>> begin Task material
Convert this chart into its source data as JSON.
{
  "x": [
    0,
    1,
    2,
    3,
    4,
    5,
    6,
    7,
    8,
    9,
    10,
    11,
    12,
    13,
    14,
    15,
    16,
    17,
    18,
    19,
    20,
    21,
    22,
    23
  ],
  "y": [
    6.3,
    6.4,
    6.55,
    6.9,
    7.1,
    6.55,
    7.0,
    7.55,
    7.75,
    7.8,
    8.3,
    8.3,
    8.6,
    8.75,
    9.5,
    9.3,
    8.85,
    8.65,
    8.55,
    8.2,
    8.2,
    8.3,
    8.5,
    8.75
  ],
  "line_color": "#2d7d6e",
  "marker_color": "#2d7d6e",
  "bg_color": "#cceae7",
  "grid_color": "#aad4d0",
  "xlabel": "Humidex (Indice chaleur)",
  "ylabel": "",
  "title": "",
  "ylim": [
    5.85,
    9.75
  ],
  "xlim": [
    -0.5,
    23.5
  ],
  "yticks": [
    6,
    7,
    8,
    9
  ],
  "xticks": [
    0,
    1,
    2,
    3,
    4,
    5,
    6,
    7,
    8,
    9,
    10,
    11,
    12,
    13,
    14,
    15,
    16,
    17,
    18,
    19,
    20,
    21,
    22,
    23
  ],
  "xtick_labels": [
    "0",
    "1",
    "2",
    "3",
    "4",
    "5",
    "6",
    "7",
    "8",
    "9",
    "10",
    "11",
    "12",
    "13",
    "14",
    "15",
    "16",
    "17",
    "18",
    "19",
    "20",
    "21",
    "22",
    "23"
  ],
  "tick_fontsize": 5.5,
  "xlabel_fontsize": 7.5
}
>> end Task material
>> begin Task material
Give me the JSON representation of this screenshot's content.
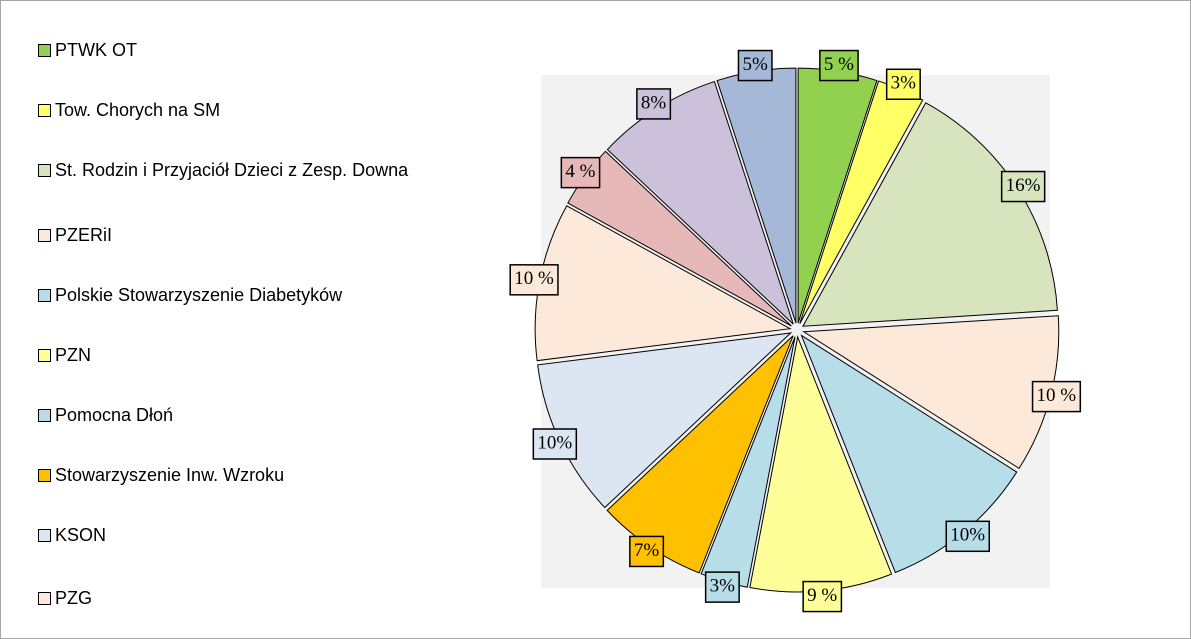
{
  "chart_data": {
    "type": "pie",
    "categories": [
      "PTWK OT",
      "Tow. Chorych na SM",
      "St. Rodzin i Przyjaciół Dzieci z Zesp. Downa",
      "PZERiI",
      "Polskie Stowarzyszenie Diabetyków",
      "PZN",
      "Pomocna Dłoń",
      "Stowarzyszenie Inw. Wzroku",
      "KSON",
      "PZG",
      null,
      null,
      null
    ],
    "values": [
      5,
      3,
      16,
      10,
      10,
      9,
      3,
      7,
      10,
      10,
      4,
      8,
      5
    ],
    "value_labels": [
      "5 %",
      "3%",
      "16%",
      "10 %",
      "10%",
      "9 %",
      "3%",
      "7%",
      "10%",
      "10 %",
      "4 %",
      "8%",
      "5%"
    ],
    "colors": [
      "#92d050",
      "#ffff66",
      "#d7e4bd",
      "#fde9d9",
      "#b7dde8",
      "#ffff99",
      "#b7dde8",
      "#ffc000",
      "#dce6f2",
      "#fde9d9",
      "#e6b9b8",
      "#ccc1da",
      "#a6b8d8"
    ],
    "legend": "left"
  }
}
>> end Task material
>> begin Task material
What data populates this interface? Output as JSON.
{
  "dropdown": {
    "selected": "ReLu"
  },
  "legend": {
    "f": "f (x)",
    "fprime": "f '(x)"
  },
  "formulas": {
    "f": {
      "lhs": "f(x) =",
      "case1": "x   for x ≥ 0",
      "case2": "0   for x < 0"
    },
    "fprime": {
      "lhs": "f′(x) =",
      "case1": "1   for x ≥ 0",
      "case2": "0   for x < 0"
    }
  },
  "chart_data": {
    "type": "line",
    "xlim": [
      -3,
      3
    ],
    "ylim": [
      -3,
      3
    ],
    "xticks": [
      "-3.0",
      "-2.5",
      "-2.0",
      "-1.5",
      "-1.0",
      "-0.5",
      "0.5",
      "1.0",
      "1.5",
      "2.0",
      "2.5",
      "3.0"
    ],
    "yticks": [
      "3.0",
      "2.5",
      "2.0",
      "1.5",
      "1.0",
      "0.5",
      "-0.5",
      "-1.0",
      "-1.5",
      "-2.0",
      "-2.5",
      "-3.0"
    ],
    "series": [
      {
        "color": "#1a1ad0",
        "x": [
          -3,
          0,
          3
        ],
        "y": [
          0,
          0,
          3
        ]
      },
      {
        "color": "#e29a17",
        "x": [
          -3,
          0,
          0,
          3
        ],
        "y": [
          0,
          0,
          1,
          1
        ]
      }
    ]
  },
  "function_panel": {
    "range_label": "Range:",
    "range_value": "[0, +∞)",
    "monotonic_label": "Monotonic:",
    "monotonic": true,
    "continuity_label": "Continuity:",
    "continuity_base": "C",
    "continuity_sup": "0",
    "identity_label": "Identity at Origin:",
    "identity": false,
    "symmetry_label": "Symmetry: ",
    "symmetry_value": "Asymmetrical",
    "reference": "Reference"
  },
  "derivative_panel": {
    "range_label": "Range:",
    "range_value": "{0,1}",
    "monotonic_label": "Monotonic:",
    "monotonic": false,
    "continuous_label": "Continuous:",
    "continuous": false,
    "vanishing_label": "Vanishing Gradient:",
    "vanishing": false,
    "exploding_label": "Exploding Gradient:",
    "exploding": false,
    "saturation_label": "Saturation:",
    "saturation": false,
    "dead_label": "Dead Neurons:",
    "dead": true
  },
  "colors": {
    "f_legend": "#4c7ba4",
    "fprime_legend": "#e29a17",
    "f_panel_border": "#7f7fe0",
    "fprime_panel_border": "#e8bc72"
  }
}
>> end Task material
Your objective: Look over the listing. Pull out every line with the string "false" in it.

Exercise result:
    "identity": false,
    "monotonic": false,
    "continuous": false,
    "vanishing": false,
    "exploding": false,
    "saturation": false,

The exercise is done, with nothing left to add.